WHAT TO WORK ON
Only lines with the string "name" matter here; gather them from the material below.

SUPPLIED RECORDS

----

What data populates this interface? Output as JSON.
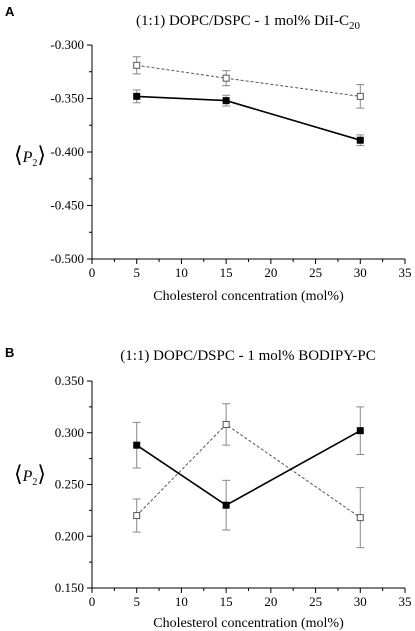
{
  "chart_data": [
    {
      "type": "line",
      "panel_label": "A",
      "title": "(1:1) DOPC/DSPC - 1 mol% DiI-C",
      "title_subscript": "20",
      "xlabel": "Cholesterol concentration (mol%)",
      "ylabel": "P",
      "ylabel_subscript": "2",
      "xlim": [
        0,
        35
      ],
      "ylim": [
        -0.5,
        -0.3
      ],
      "x_ticks": [
        "0",
        "5",
        "10",
        "15",
        "20",
        "25",
        "30",
        "35"
      ],
      "y_ticks": [
        "-0.300",
        "-0.350",
        "-0.400",
        "-0.450",
        "-0.500"
      ],
      "series": [
        {
          "style": "dashed",
          "marker": "open-square",
          "color": "#555555",
          "x": [
            5,
            15,
            30
          ],
          "y": [
            -0.319,
            -0.331,
            -0.348
          ],
          "err": [
            0.008,
            0.007,
            0.011
          ]
        },
        {
          "style": "solid",
          "marker": "filled-square",
          "color": "#000000",
          "x": [
            5,
            15,
            30
          ],
          "y": [
            -0.348,
            -0.352,
            -0.389
          ],
          "err": [
            0.006,
            0.005,
            0.005
          ]
        }
      ]
    },
    {
      "type": "line",
      "panel_label": "B",
      "title": "(1:1) DOPC/DSPC - 1 mol% BODIPY-PC",
      "xlabel": "Cholesterol concentration (mol%)",
      "ylabel": "P",
      "ylabel_subscript": "2",
      "xlim": [
        0,
        35
      ],
      "ylim": [
        0.15,
        0.35
      ],
      "x_ticks": [
        "0",
        "5",
        "10",
        "15",
        "20",
        "25",
        "30",
        "35"
      ],
      "y_ticks": [
        "0.350",
        "0.300",
        "0.250",
        "0.200",
        "0.150"
      ],
      "series": [
        {
          "style": "dashed",
          "marker": "open-square",
          "color": "#555555",
          "x": [
            5,
            15,
            30
          ],
          "y": [
            0.22,
            0.308,
            0.218
          ],
          "err": [
            0.016,
            0.02,
            0.029
          ]
        },
        {
          "style": "solid",
          "marker": "filled-square",
          "color": "#000000",
          "x": [
            5,
            15,
            30
          ],
          "y": [
            0.288,
            0.23,
            0.302
          ],
          "err": [
            0.022,
            0.024,
            0.023
          ]
        }
      ]
    }
  ]
}
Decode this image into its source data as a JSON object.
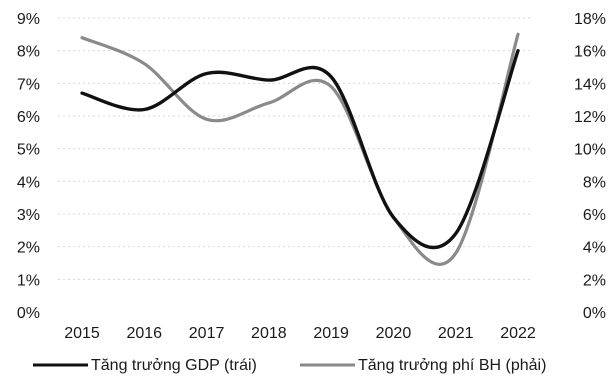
{
  "chart_data": {
    "type": "line",
    "title": "",
    "x": [
      "2015",
      "2016",
      "2017",
      "2018",
      "2019",
      "2020",
      "2021",
      "2022"
    ],
    "y_left": {
      "ticks": [
        "0%",
        "1%",
        "2%",
        "3%",
        "4%",
        "5%",
        "6%",
        "7%",
        "8%",
        "9%"
      ],
      "min": 0,
      "max": 9
    },
    "y_right": {
      "ticks": [
        "0%",
        "2%",
        "4%",
        "6%",
        "8%",
        "10%",
        "12%",
        "14%",
        "16%",
        "18%"
      ],
      "min": 0,
      "max": 18
    },
    "grid": true,
    "legend_position": "bottom",
    "series": [
      {
        "name": "Tăng trưởng GDP (trái)",
        "axis": "left",
        "color": "#111111",
        "values": [
          6.7,
          6.2,
          7.3,
          7.1,
          7.2,
          2.9,
          2.4,
          8.0
        ]
      },
      {
        "name": "Tăng trưởng phí BH (phải)",
        "axis": "right",
        "color": "#8a8a8a",
        "values": [
          16.8,
          15.2,
          11.8,
          12.8,
          13.8,
          5.8,
          3.6,
          17.0
        ]
      }
    ]
  }
}
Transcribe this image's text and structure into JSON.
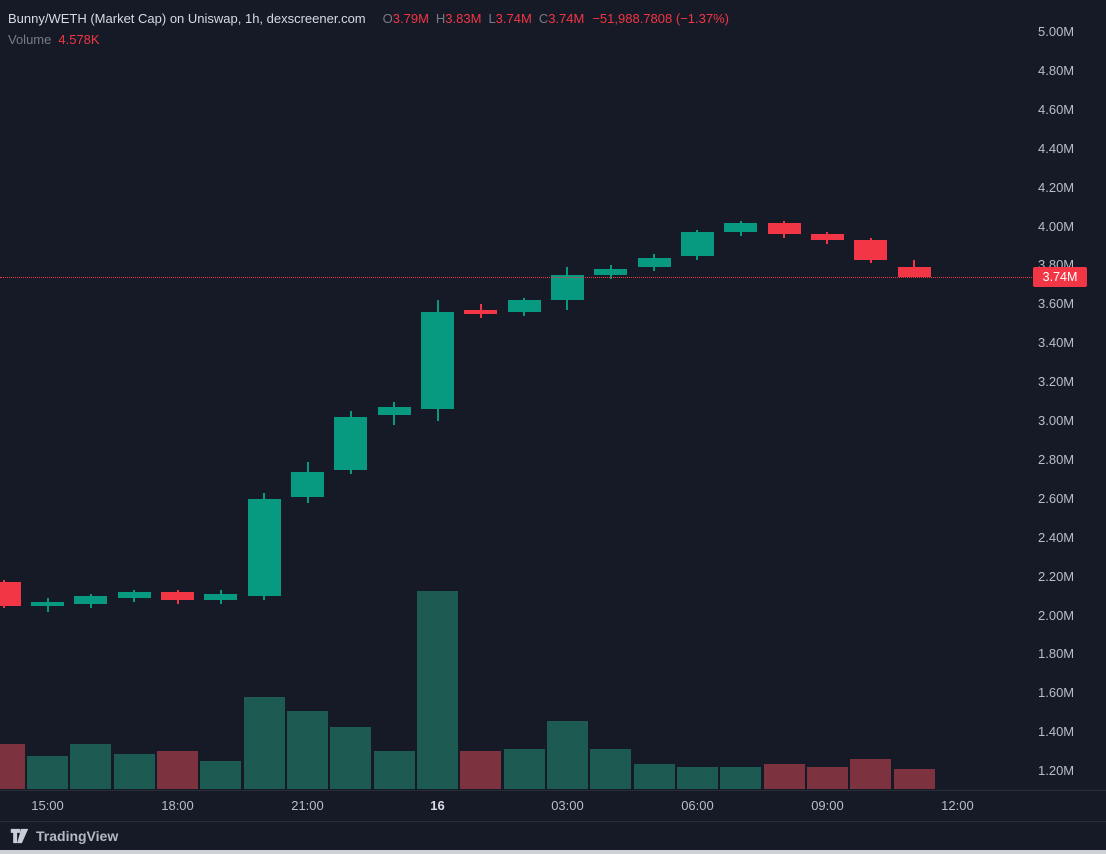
{
  "colors": {
    "bg": "#151a26",
    "up": "#089981",
    "down": "#f23645",
    "vol_up": "#1d5a52",
    "vol_down": "#7c333f",
    "axis_text": "#b8bdc9",
    "separator": "#2a2e39",
    "tag_bg": "#f23645"
  },
  "legend": {
    "title": "Bunny/WETH (Market Cap) on Uniswap, 1h, dexscreener.com",
    "o_label": "O",
    "o": "3.79M",
    "h_label": "H",
    "h": "3.83M",
    "l_label": "L",
    "l": "3.74M",
    "c_label": "C",
    "c": "3.74M",
    "change": "−51,988.7808 (−1.37%)",
    "volume_label": "Volume",
    "volume_value": "4.578K"
  },
  "price_tag": {
    "text": "3.74M",
    "value": 3.74
  },
  "price_axis": {
    "labels": [
      "5.00M",
      "4.80M",
      "4.60M",
      "4.40M",
      "4.20M",
      "4.00M",
      "3.80M",
      "3.60M",
      "3.40M",
      "3.20M",
      "3.00M",
      "2.80M",
      "2.60M",
      "2.40M",
      "2.20M",
      "2.00M",
      "1.80M",
      "1.60M",
      "1.40M",
      "1.20M"
    ],
    "max": 5.0,
    "min": 1.2,
    "step": 0.2
  },
  "time_axis": {
    "ticks": [
      {
        "label": "15:00",
        "index": 1,
        "bold": false
      },
      {
        "label": "18:00",
        "index": 4,
        "bold": false
      },
      {
        "label": "21:00",
        "index": 7,
        "bold": false
      },
      {
        "label": "16",
        "index": 10,
        "bold": true
      },
      {
        "label": "03:00",
        "index": 13,
        "bold": false
      },
      {
        "label": "06:00",
        "index": 16,
        "bold": false
      },
      {
        "label": "09:00",
        "index": 19,
        "bold": false
      },
      {
        "label": "12:00",
        "index": 22,
        "bold": false
      }
    ]
  },
  "chart_data": {
    "type": "candlestick",
    "title": "Bunny/WETH (Market Cap) on Uniswap, 1h, dexscreener.com",
    "pair": "Bunny/WETH",
    "metric": "Market Cap",
    "exchange": "Uniswap",
    "interval": "1h",
    "source": "dexscreener.com",
    "y_unit": "M (market cap)",
    "ylim": [
      1.1,
      5.0
    ],
    "volume_unit": "K",
    "last_close": 3.74,
    "candles": [
      {
        "t": "14:00",
        "o": 2.17,
        "h": 2.18,
        "l": 2.04,
        "c": 2.05,
        "v": 10.3
      },
      {
        "t": "15:00",
        "o": 2.05,
        "h": 2.09,
        "l": 2.02,
        "c": 2.07,
        "v": 7.4
      },
      {
        "t": "16:00",
        "o": 2.06,
        "h": 2.11,
        "l": 2.04,
        "c": 2.1,
        "v": 10.3
      },
      {
        "t": "17:00",
        "o": 2.09,
        "h": 2.13,
        "l": 2.07,
        "c": 2.12,
        "v": 8.0
      },
      {
        "t": "18:00",
        "o": 2.12,
        "h": 2.13,
        "l": 2.06,
        "c": 2.08,
        "v": 8.7
      },
      {
        "t": "19:00",
        "o": 2.08,
        "h": 2.13,
        "l": 2.06,
        "c": 2.11,
        "v": 6.4
      },
      {
        "t": "20:00",
        "o": 2.1,
        "h": 2.63,
        "l": 2.08,
        "c": 2.6,
        "v": 20.9
      },
      {
        "t": "21:00",
        "o": 2.61,
        "h": 2.79,
        "l": 2.58,
        "c": 2.74,
        "v": 17.7
      },
      {
        "t": "22:00",
        "o": 2.75,
        "h": 3.05,
        "l": 2.73,
        "c": 3.02,
        "v": 14.1
      },
      {
        "t": "23:00",
        "o": 3.03,
        "h": 3.1,
        "l": 2.98,
        "c": 3.07,
        "v": 8.7
      },
      {
        "t": "00:00",
        "o": 3.06,
        "h": 3.62,
        "l": 3.0,
        "c": 3.56,
        "v": 45.0
      },
      {
        "t": "01:00",
        "o": 3.57,
        "h": 3.6,
        "l": 3.53,
        "c": 3.55,
        "v": 8.7
      },
      {
        "t": "02:00",
        "o": 3.56,
        "h": 3.63,
        "l": 3.54,
        "c": 3.62,
        "v": 9.1
      },
      {
        "t": "03:00",
        "o": 3.62,
        "h": 3.79,
        "l": 3.57,
        "c": 3.75,
        "v": 15.5
      },
      {
        "t": "04:00",
        "o": 3.75,
        "h": 3.8,
        "l": 3.73,
        "c": 3.78,
        "v": 9.1
      },
      {
        "t": "05:00",
        "o": 3.79,
        "h": 3.86,
        "l": 3.77,
        "c": 3.84,
        "v": 5.7
      },
      {
        "t": "06:00",
        "o": 3.85,
        "h": 3.98,
        "l": 3.83,
        "c": 3.97,
        "v": 5.0
      },
      {
        "t": "07:00",
        "o": 3.97,
        "h": 4.03,
        "l": 3.95,
        "c": 4.02,
        "v": 5.0
      },
      {
        "t": "08:00",
        "o": 4.02,
        "h": 4.03,
        "l": 3.94,
        "c": 3.96,
        "v": 5.7
      },
      {
        "t": "09:00",
        "o": 3.96,
        "h": 3.97,
        "l": 3.91,
        "c": 3.93,
        "v": 5.0
      },
      {
        "t": "10:00",
        "o": 3.93,
        "h": 3.94,
        "l": 3.81,
        "c": 3.83,
        "v": 6.8
      },
      {
        "t": "11:00",
        "o": 3.79,
        "h": 3.83,
        "l": 3.74,
        "c": 3.74,
        "v": 4.578
      }
    ]
  },
  "footer": {
    "brand": "TradingView"
  }
}
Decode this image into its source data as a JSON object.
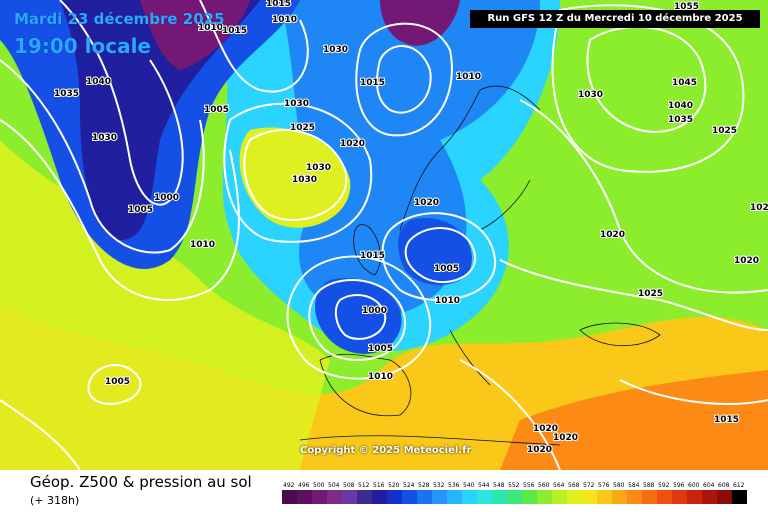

----

COMPLETE OUTPUT
        "name": "Tăng trưởng GDP (trái)",
        "name": "Tăng trưởng phí BH (phải)",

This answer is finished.